## REQUEST
Copy the listing below word for word, leaving out the picture.

===== RECORDS SUPPLIED

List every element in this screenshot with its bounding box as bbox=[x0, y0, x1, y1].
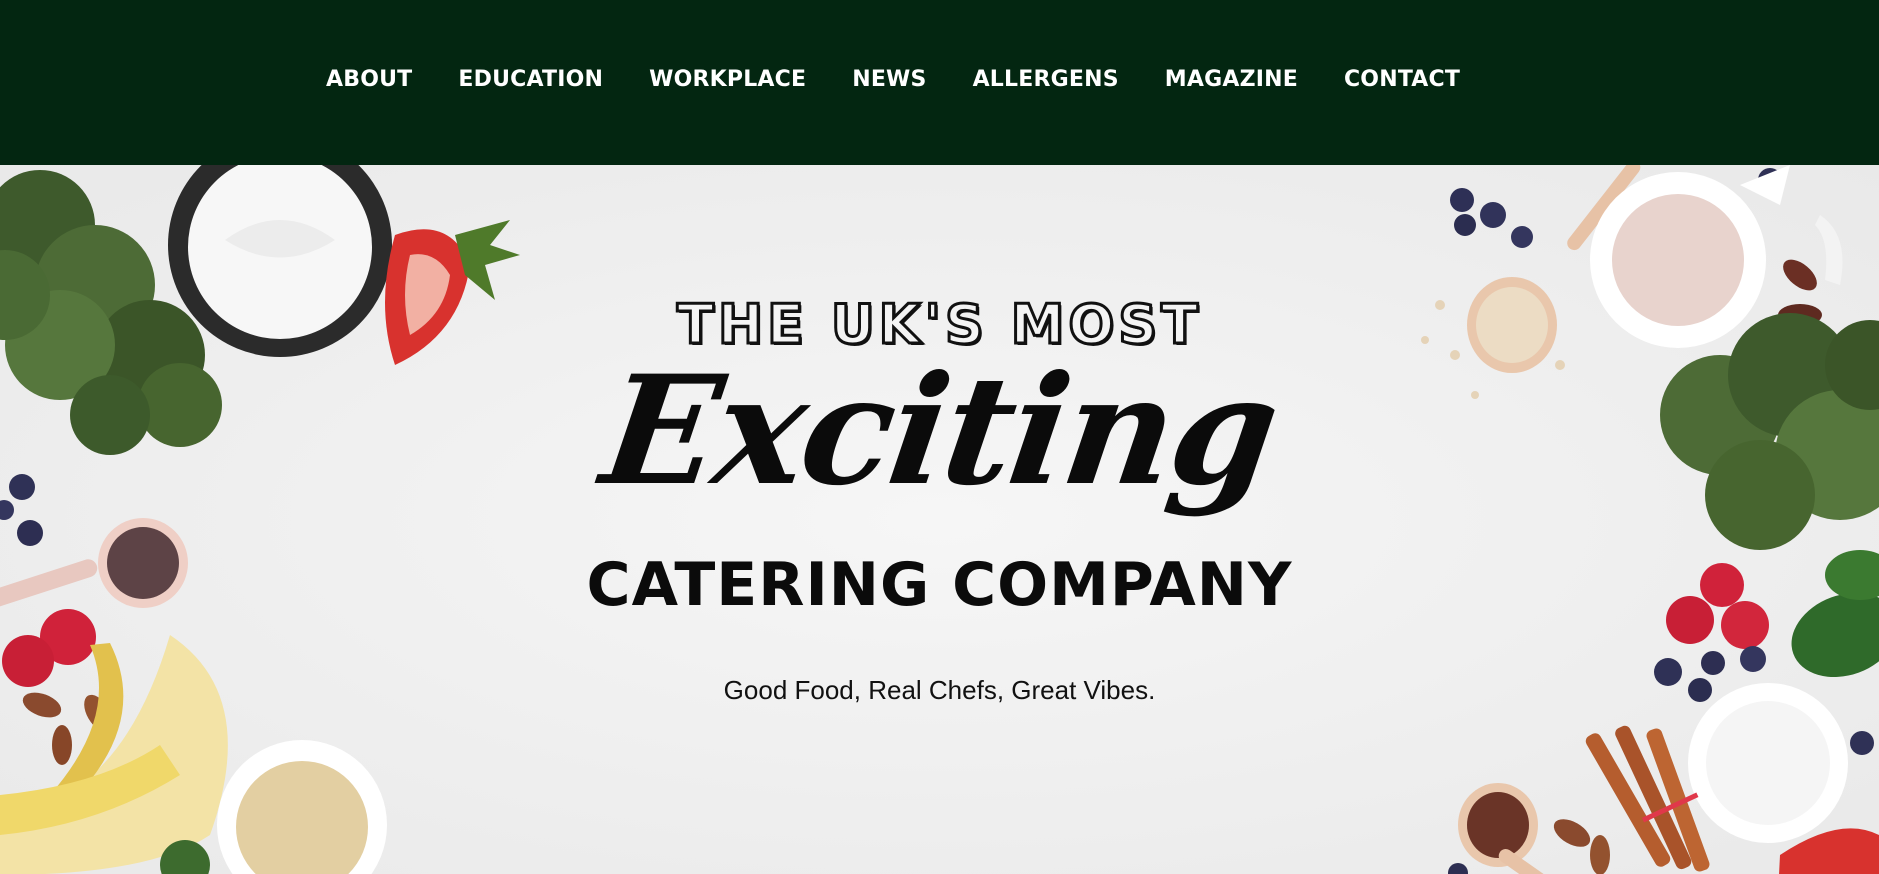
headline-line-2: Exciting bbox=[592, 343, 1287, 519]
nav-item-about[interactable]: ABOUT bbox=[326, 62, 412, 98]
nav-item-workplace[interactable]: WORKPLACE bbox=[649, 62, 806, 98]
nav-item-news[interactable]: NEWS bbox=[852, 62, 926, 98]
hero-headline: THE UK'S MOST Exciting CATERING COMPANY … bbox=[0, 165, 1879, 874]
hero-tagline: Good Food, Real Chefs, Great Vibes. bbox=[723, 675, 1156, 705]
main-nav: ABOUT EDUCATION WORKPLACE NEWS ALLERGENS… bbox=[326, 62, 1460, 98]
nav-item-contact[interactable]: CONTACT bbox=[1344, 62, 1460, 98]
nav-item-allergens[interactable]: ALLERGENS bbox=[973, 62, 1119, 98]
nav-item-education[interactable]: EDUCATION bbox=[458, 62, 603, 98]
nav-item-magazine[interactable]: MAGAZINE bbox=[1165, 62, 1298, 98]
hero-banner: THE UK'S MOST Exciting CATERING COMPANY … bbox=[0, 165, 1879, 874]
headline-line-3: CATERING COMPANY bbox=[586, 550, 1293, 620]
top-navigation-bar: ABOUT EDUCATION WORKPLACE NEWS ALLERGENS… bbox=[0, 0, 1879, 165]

==========

## SOLVED PROBLEM
List every element in this screenshot with its bounding box as bbox=[x0, y0, x1, y1].
headline-line-2: Exciting bbox=[592, 343, 1287, 519]
nav-item-about[interactable]: ABOUT bbox=[326, 62, 412, 98]
nav-item-workplace[interactable]: WORKPLACE bbox=[649, 62, 806, 98]
nav-item-news[interactable]: NEWS bbox=[852, 62, 926, 98]
hero-headline: THE UK'S MOST Exciting CATERING COMPANY … bbox=[0, 165, 1879, 874]
hero-tagline: Good Food, Real Chefs, Great Vibes. bbox=[723, 675, 1156, 705]
main-nav: ABOUT EDUCATION WORKPLACE NEWS ALLERGENS… bbox=[326, 62, 1460, 98]
nav-item-contact[interactable]: CONTACT bbox=[1344, 62, 1460, 98]
nav-item-allergens[interactable]: ALLERGENS bbox=[973, 62, 1119, 98]
nav-item-education[interactable]: EDUCATION bbox=[458, 62, 603, 98]
nav-item-magazine[interactable]: MAGAZINE bbox=[1165, 62, 1298, 98]
hero-banner: THE UK'S MOST Exciting CATERING COMPANY … bbox=[0, 165, 1879, 874]
headline-line-3: CATERING COMPANY bbox=[586, 550, 1293, 620]
top-navigation-bar: ABOUT EDUCATION WORKPLACE NEWS ALLERGENS… bbox=[0, 0, 1879, 165]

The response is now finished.